**** ページ抜粋 ****
1級建築施工管理技士 敷地 自然災害等

建築品質 敷地


001 ) ハザードマップで危険予知

近頃では、地球温暖化の影響か気候変動の影響が、地球の活動が活発化してきており、集中豪雨による土石流や河川の氾濫による家屋の流出・水没などの災害が多発している。

ハザードマップとは、大気汚染、土砂災害、津波、地震等のあらゆる自然災害から人命や財産を守るために、地域ごとに自然災害による被害の度合いを予測した災害予測地図である。

ハザードマップはインターネットで公開されているので、設計、施工にあたっては、計画敷地に関する情報を事前に確認する必要がある。

1.大気汚染、土砂災害、津波等の自然災害

国土交通省のハザードマップポータルサイトでは、都道府県市町村がインターネットで公開しているハザードマップが閲覧できる。

>> 国土交通省ハザードマップポータルサイト

「あなたの街のハザードマップ」では、次のマップが地図上で検索、閲覧できる。
・洪水 ・内水   ・高潮
・津波 ・土砂災害 ・火山

2.活断層

全国断層ハザードマップ(Japan Active Fault Map)では、計画地から活断層までの距離を地図、航空写真、地形図等で確認できる。

>> 全国断層ハザードマップ

その他に、次のマップも閲覧できる。

・リアルタイム世界の地震マップ
(IRIS)Seismic Monitor

・津波シミュレーション
(Flood Maps)

3.軟弱地盤

全国の軟弱地盤マップ・ジオダス(GEODAS)では、地盤調査を行った結果を、良好地盤、軟弱地盤、地盤補強工事をした場所、腐植土が確認された場所、ボーリング調査データのある場所等を地盤データ、土地条件、地形図等で閲覧できる。(会員制、一部フリーサービス)

>> 軟弱地盤マップ・ジオダス(GEODAS

4.地域別の気象データ・理科年表

理科年表は国立天文台が編纂し、丸善が発行する自然科学に関するデータ集。
****
### [課題]
- a) ページ抜粋の「近頃では、地球温暖化の影響か」から「予測した災害予測地図である。」までを、「災害予測地図」を「被害想定地図」に言い換えて書き直してください。
- b) ページ抜粋について、次の問いに短く答えてください。
(i) 国土交通省のハザードマップポータルサイトで閲覧できるのは、どこがインターネットで公開しているハザードマップですか。
(ii) 全国断層ハザードマップでは、何までの距離を確認できますか。
(iii) 理科年表を編纂しているのはどこですか。
**** データ抜粋 ****
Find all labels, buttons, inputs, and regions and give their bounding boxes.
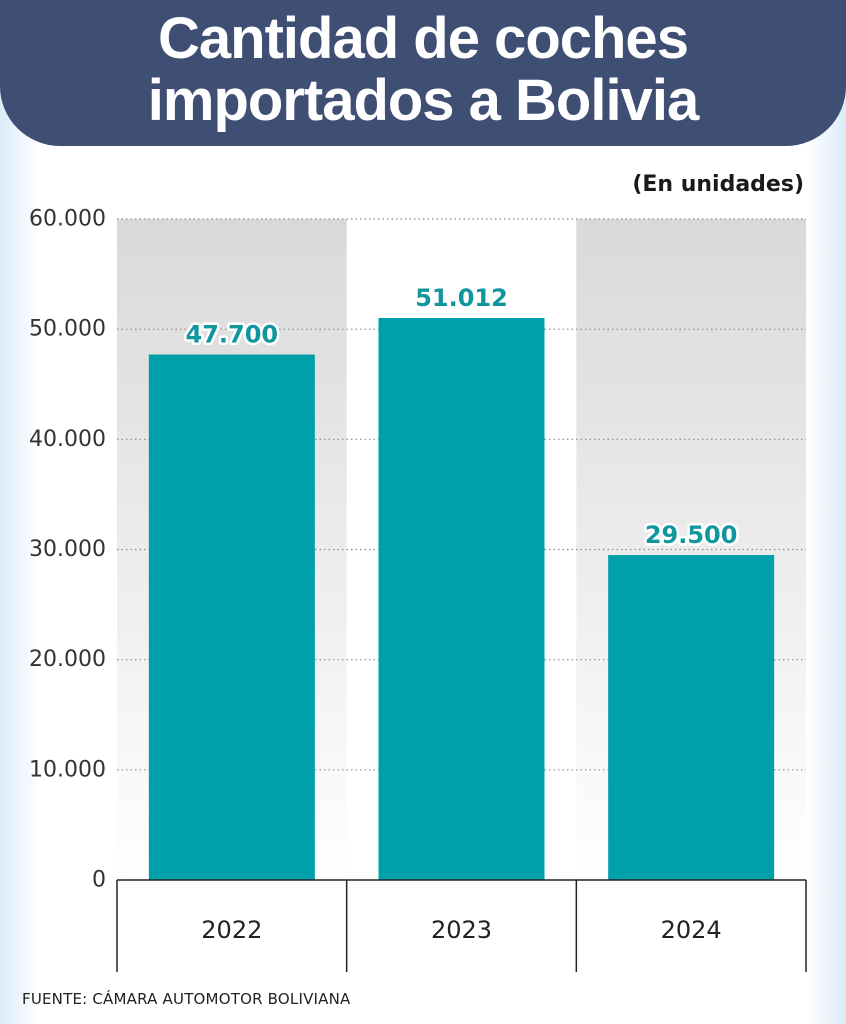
****
### [正解]
- a)
近頃では、地球温暖化の影響か気候変動の影響が、地球の活動が活発化してきており、集中豪雨による土石流や河川の氾濫による家屋の流出・水没などの災害が多発している。

ハザードマップとは、大気汚染、土砂災害、津波、地震等のあらゆる自然災害から人命や財産を守るために、地域ごとに自然災害による被害の度合いを予測した被害想定地図である。

- b)
(i) 都道府県市町村
(ii) 計画地から活断層までの距離
(iii) 国立天文台